Information shown

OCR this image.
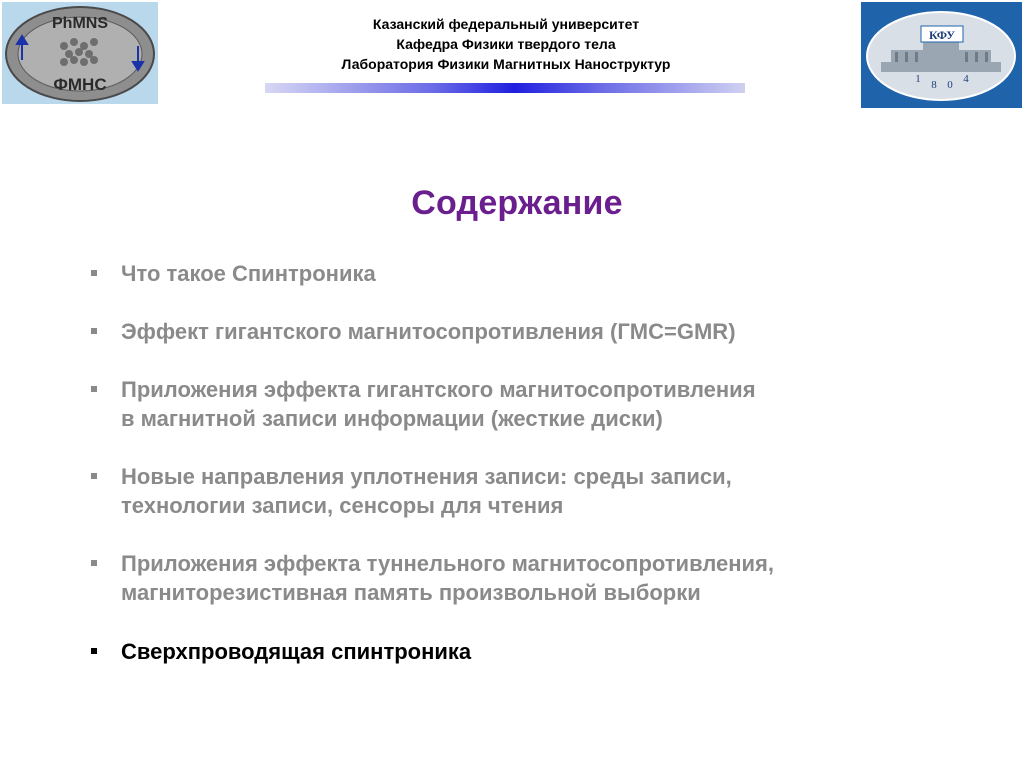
PhMNS
ФМНС
Казанский федеральный университет
Кафедра Физики твердого тела
Лаборатория Физики Магнитных Наноструктур
КФУ
1 8 0 4
Содержание
Что такое Спинтроника
Эффект гигантского магнитосопротивления (ГМС=GMR)
Приложения эффекта гигантского магнитосопротивления
в магнитной записи информации (жесткие диски)
Новые направления уплотнения записи: среды записи,
технологии записи, сенсоры для чтения
Приложения эффекта туннельного магнитосопротивления,
магниторезистивная память произвольной выборки
Сверхпроводящая спинтроника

Objective
Transcribe all the data word for word; the images stay out.

Reply
OCR this image.
PhMNS
ФМНС
Казанский федеральный университет
Кафедра Физики твердого тела
Лаборатория Физики Магнитных Наноструктур
КФУ
1 8 0 4
Содержание
Что такое Спинтроника
Эффект гигантского магнитосопротивления (ГМС=GMR)
Приложения эффекта гигантского магнитосопротивления
в магнитной записи информации (жесткие диски)
Новые направления уплотнения записи: среды записи,
технологии записи, сенсоры для чтения
Приложения эффекта туннельного магнитосопротивления,
магниторезистивная память произвольной выборки
Сверхпроводящая спинтроника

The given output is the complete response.